* [WORK TO DO] Using the data below, gather each line that includes the word "Processing".

* [RECORDS FOR THIS TASK]
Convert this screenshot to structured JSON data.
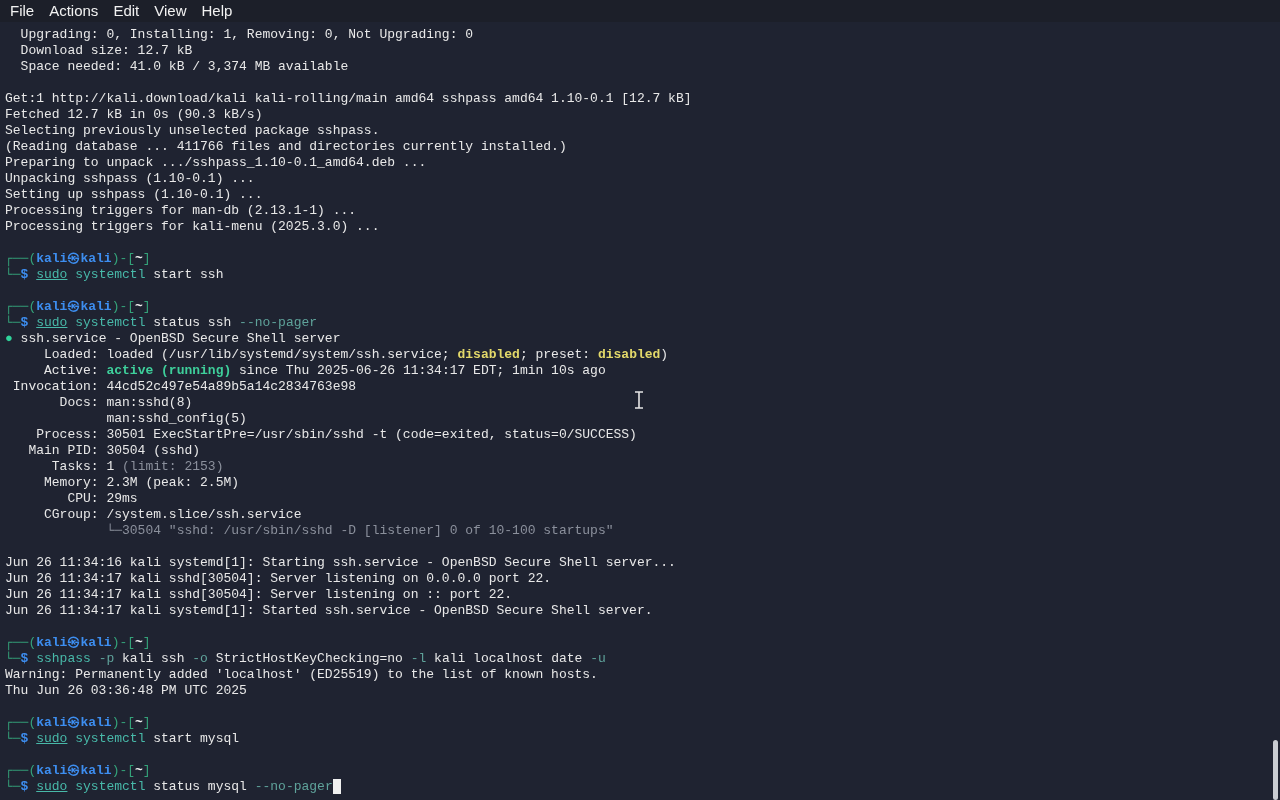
{
  "menu": [
    {
      "label": "File"
    },
    {
      "label": "Actions"
    },
    {
      "label": "Edit"
    },
    {
      "label": "View"
    },
    {
      "label": "Help"
    }
  ],
  "terminal": {
    "cursor_visible": true,
    "lines": [
      {
        "kind": "text",
        "segments": [
          {
            "text": "  Upgrading: 0, Installing: 1, Removing: 0, Not Upgrading: 0",
            "kind": "plain"
          }
        ]
      },
      {
        "kind": "text",
        "segments": [
          {
            "text": "  Download size: 12.7 kB",
            "kind": "plain"
          }
        ]
      },
      {
        "kind": "text",
        "segments": [
          {
            "text": "  Space needed: 41.0 kB / 3,374 MB available",
            "kind": "plain"
          }
        ]
      },
      {
        "kind": "blank"
      },
      {
        "kind": "text",
        "segments": [
          {
            "text": "Get:1 http://kali.download/kali kali-rolling/main amd64 sshpass amd64 1.10-0.1 [12.7 kB]",
            "kind": "plain"
          }
        ]
      },
      {
        "kind": "text",
        "segments": [
          {
            "text": "Fetched 12.7 kB in 0s (90.3 kB/s)",
            "kind": "plain"
          }
        ]
      },
      {
        "kind": "text",
        "segments": [
          {
            "text": "Selecting previously unselected package sshpass.",
            "kind": "plain"
          }
        ]
      },
      {
        "kind": "text",
        "segments": [
          {
            "text": "(Reading database ... 411766 files and directories currently installed.)",
            "kind": "plain"
          }
        ]
      },
      {
        "kind": "text",
        "segments": [
          {
            "text": "Preparing to unpack .../sshpass_1.10-0.1_amd64.deb ...",
            "kind": "plain"
          }
        ]
      },
      {
        "kind": "text",
        "segments": [
          {
            "text": "Unpacking sshpass (1.10-0.1) ...",
            "kind": "plain"
          }
        ]
      },
      {
        "kind": "text",
        "segments": [
          {
            "text": "Setting up sshpass (1.10-0.1) ...",
            "kind": "plain"
          }
        ]
      },
      {
        "kind": "text",
        "segments": [
          {
            "text": "Processing triggers for man-db (2.13.1-1) ...",
            "kind": "plain"
          }
        ]
      },
      {
        "kind": "text",
        "segments": [
          {
            "text": "Processing triggers for kali-menu (2025.3.0) ...",
            "kind": "plain"
          }
        ]
      },
      {
        "kind": "blank"
      },
      {
        "kind": "text",
        "segments": [
          {
            "text": "┌──(",
            "kind": "frame"
          },
          {
            "text": "kali㉿kali",
            "kind": "user"
          },
          {
            "text": ")-[",
            "kind": "frame"
          },
          {
            "text": "~",
            "kind": "dir"
          },
          {
            "text": "]",
            "kind": "frame"
          }
        ]
      },
      {
        "kind": "text",
        "segments": [
          {
            "text": "└─",
            "kind": "frame"
          },
          {
            "text": "$ ",
            "kind": "user"
          },
          {
            "text": "sudo",
            "kind": "command_underlined"
          },
          {
            "text": " systemctl",
            "kind": "command"
          },
          {
            "text": " start ssh",
            "kind": "plain"
          }
        ]
      },
      {
        "kind": "blank"
      },
      {
        "kind": "text",
        "segments": [
          {
            "text": "┌──(",
            "kind": "frame"
          },
          {
            "text": "kali㉿kali",
            "kind": "user"
          },
          {
            "text": ")-[",
            "kind": "frame"
          },
          {
            "text": "~",
            "kind": "dir"
          },
          {
            "text": "]",
            "kind": "frame"
          }
        ]
      },
      {
        "kind": "text",
        "segments": [
          {
            "text": "└─",
            "kind": "frame"
          },
          {
            "text": "$ ",
            "kind": "user"
          },
          {
            "text": "sudo",
            "kind": "command_underlined"
          },
          {
            "text": " systemctl",
            "kind": "command"
          },
          {
            "text": " status ssh ",
            "kind": "plain"
          },
          {
            "text": "--no-pager",
            "kind": "option"
          }
        ]
      },
      {
        "kind": "text",
        "segments": [
          {
            "text": "●",
            "kind": "bullet"
          },
          {
            "text": " ssh.service - OpenBSD Secure Shell server",
            "kind": "plain"
          }
        ]
      },
      {
        "kind": "text",
        "segments": [
          {
            "text": "     Loaded: loaded (/usr/lib/systemd/system/ssh.service; ",
            "kind": "plain"
          },
          {
            "text": "disabled",
            "kind": "warning"
          },
          {
            "text": "; preset: ",
            "kind": "plain"
          },
          {
            "text": "disabled",
            "kind": "warning"
          },
          {
            "text": ")",
            "kind": "plain"
          }
        ]
      },
      {
        "kind": "text",
        "segments": [
          {
            "text": "     Active: ",
            "kind": "plain"
          },
          {
            "text": "active (running)",
            "kind": "active"
          },
          {
            "text": " since Thu 2025-06-26 11:34:17 EDT; 1min 10s ago",
            "kind": "plain"
          }
        ]
      },
      {
        "kind": "text",
        "segments": [
          {
            "text": " Invocation: 44cd52c497e54a89b5a14c2834763e98",
            "kind": "plain"
          }
        ]
      },
      {
        "kind": "text",
        "segments": [
          {
            "text": "       Docs: man:sshd(8)",
            "kind": "plain"
          }
        ]
      },
      {
        "kind": "text",
        "segments": [
          {
            "text": "             man:sshd_config(5)",
            "kind": "plain"
          }
        ]
      },
      {
        "kind": "text",
        "segments": [
          {
            "text": "    Process: 30501 ExecStartPre=/usr/sbin/sshd -t (code=exited, status=0/SUCCESS)",
            "kind": "plain"
          }
        ]
      },
      {
        "kind": "text",
        "segments": [
          {
            "text": "   Main PID: 30504 (sshd)",
            "kind": "plain"
          }
        ]
      },
      {
        "kind": "text",
        "segments": [
          {
            "text": "      Tasks: 1 ",
            "kind": "plain"
          },
          {
            "text": "(limit: 2153)",
            "kind": "muted"
          }
        ]
      },
      {
        "kind": "text",
        "segments": [
          {
            "text": "     Memory: 2.3M (peak: 2.5M)",
            "kind": "plain"
          }
        ]
      },
      {
        "kind": "text",
        "segments": [
          {
            "text": "        CPU: 29ms",
            "kind": "plain"
          }
        ]
      },
      {
        "kind": "text",
        "segments": [
          {
            "text": "     CGroup: /system.slice/ssh.service",
            "kind": "plain"
          }
        ]
      },
      {
        "kind": "text",
        "segments": [
          {
            "text": "             └─30504 \"sshd: /usr/sbin/sshd -D [listener] 0 of 10-100 startups\"",
            "kind": "muted"
          }
        ]
      },
      {
        "kind": "blank"
      },
      {
        "kind": "text",
        "segments": [
          {
            "text": "Jun 26 11:34:16 kali systemd[1]: Starting ssh.service - OpenBSD Secure Shell server...",
            "kind": "plain"
          }
        ]
      },
      {
        "kind": "text",
        "segments": [
          {
            "text": "Jun 26 11:34:17 kali sshd[30504]: Server listening on 0.0.0.0 port 22.",
            "kind": "plain"
          }
        ]
      },
      {
        "kind": "text",
        "segments": [
          {
            "text": "Jun 26 11:34:17 kali sshd[30504]: Server listening on :: port 22.",
            "kind": "plain"
          }
        ]
      },
      {
        "kind": "text",
        "segments": [
          {
            "text": "Jun 26 11:34:17 kali systemd[1]: Started ssh.service - OpenBSD Secure Shell server.",
            "kind": "plain"
          }
        ]
      },
      {
        "kind": "blank"
      },
      {
        "kind": "text",
        "segments": [
          {
            "text": "┌──(",
            "kind": "frame"
          },
          {
            "text": "kali㉿kali",
            "kind": "user"
          },
          {
            "text": ")-[",
            "kind": "frame"
          },
          {
            "text": "~",
            "kind": "dir"
          },
          {
            "text": "]",
            "kind": "frame"
          }
        ]
      },
      {
        "kind": "text",
        "segments": [
          {
            "text": "└─",
            "kind": "frame"
          },
          {
            "text": "$ ",
            "kind": "user"
          },
          {
            "text": "sshpass",
            "kind": "command"
          },
          {
            "text": " -p",
            "kind": "option"
          },
          {
            "text": " kali ssh ",
            "kind": "plain"
          },
          {
            "text": "-o",
            "kind": "option"
          },
          {
            "text": " StrictHostKeyChecking=no ",
            "kind": "plain"
          },
          {
            "text": "-l",
            "kind": "option"
          },
          {
            "text": " kali localhost date ",
            "kind": "plain"
          },
          {
            "text": "-u",
            "kind": "option"
          }
        ]
      },
      {
        "kind": "text",
        "segments": [
          {
            "text": "Warning: Permanently added 'localhost' (ED25519) to the list of known hosts.",
            "kind": "plain"
          }
        ]
      },
      {
        "kind": "text",
        "segments": [
          {
            "text": "Thu Jun 26 03:36:48 PM UTC 2025",
            "kind": "plain"
          }
        ]
      },
      {
        "kind": "blank"
      },
      {
        "kind": "text",
        "segments": [
          {
            "text": "┌──(",
            "kind": "frame"
          },
          {
            "text": "kali㉿kali",
            "kind": "user"
          },
          {
            "text": ")-[",
            "kind": "frame"
          },
          {
            "text": "~",
            "kind": "dir"
          },
          {
            "text": "]",
            "kind": "frame"
          }
        ]
      },
      {
        "kind": "text",
        "segments": [
          {
            "text": "└─",
            "kind": "frame"
          },
          {
            "text": "$ ",
            "kind": "user"
          },
          {
            "text": "sudo",
            "kind": "command_underlined"
          },
          {
            "text": " systemctl",
            "kind": "command"
          },
          {
            "text": " start mysql",
            "kind": "plain"
          }
        ]
      },
      {
        "kind": "blank"
      },
      {
        "kind": "text",
        "segments": [
          {
            "text": "┌──(",
            "kind": "frame"
          },
          {
            "text": "kali㉿kali",
            "kind": "user"
          },
          {
            "text": ")-[",
            "kind": "frame"
          },
          {
            "text": "~",
            "kind": "dir"
          },
          {
            "text": "]",
            "kind": "frame"
          }
        ]
      },
      {
        "kind": "text",
        "segments": [
          {
            "text": "└─",
            "kind": "frame"
          },
          {
            "text": "$ ",
            "kind": "user"
          },
          {
            "text": "sudo",
            "kind": "command_underlined"
          },
          {
            "text": " systemctl",
            "kind": "command"
          },
          {
            "text": " status mysql ",
            "kind": "plain"
          },
          {
            "text": "--no-pager",
            "kind": "option"
          }
        ]
      }
    ]
  }
}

* [THE RESULT]
            "text": "Processing triggers for man-db (2.13.1-1) ...",
            "text": "Processing triggers for kali-menu (2025.3.0) ...",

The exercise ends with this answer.